_Stated goal:_
Reproduce the data from its first line through the line containing "data-point (163, 335, 169, 341)", inclusive, swapping "bounding boxes" for "box coordinates" and leaving everything else unchanged.

_Exercise data:_
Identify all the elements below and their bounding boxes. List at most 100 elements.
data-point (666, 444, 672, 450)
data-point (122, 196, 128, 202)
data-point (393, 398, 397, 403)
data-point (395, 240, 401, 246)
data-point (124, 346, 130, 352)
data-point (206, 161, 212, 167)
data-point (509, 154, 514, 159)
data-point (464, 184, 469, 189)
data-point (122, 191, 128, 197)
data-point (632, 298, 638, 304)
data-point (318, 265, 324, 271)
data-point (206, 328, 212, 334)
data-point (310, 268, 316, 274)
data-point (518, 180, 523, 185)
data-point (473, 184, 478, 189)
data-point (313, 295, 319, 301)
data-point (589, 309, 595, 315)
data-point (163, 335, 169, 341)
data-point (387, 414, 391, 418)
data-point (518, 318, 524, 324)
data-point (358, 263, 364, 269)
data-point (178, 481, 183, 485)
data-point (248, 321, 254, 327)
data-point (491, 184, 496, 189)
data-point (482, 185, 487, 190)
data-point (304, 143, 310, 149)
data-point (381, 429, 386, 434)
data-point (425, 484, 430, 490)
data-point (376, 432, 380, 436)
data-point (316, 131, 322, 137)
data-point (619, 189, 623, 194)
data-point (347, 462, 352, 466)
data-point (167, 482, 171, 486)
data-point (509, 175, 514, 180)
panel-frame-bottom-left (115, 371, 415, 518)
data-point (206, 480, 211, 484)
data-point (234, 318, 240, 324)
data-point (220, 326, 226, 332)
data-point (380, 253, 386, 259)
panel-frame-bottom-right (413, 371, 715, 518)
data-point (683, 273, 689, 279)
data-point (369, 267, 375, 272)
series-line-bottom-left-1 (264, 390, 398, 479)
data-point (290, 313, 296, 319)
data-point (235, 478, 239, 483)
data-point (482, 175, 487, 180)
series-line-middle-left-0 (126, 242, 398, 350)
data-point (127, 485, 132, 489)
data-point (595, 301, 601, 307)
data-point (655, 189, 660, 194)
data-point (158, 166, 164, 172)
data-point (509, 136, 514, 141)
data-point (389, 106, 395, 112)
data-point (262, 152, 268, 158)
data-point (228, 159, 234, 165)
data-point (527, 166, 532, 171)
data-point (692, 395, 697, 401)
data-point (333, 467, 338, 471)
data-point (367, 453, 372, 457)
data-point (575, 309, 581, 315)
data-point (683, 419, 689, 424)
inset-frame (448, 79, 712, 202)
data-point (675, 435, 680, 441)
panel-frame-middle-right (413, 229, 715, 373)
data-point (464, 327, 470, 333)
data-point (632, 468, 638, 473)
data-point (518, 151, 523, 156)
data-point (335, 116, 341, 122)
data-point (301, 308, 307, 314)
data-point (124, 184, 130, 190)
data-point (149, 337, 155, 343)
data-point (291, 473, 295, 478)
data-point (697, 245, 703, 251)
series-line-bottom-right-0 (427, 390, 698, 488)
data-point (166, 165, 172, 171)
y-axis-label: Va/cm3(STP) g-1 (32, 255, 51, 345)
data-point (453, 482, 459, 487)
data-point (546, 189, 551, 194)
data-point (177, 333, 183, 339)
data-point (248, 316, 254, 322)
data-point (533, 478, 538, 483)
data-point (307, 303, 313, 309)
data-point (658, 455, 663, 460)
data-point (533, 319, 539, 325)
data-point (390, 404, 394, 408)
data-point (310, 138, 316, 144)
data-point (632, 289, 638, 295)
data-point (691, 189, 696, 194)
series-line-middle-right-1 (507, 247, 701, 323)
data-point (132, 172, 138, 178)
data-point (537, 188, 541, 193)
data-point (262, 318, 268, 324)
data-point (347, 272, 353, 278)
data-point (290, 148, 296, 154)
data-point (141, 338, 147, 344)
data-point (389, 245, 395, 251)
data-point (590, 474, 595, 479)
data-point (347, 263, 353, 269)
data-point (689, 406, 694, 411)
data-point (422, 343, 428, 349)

_Written answer:_
Identify all the elements below and their box coordinates. List at most 100 elements.
data-point (666, 444, 672, 450)
data-point (122, 196, 128, 202)
data-point (393, 398, 397, 403)
data-point (395, 240, 401, 246)
data-point (124, 346, 130, 352)
data-point (206, 161, 212, 167)
data-point (509, 154, 514, 159)
data-point (464, 184, 469, 189)
data-point (122, 191, 128, 197)
data-point (632, 298, 638, 304)
data-point (318, 265, 324, 271)
data-point (206, 328, 212, 334)
data-point (310, 268, 316, 274)
data-point (518, 180, 523, 185)
data-point (473, 184, 478, 189)
data-point (313, 295, 319, 301)
data-point (589, 309, 595, 315)
data-point (163, 335, 169, 341)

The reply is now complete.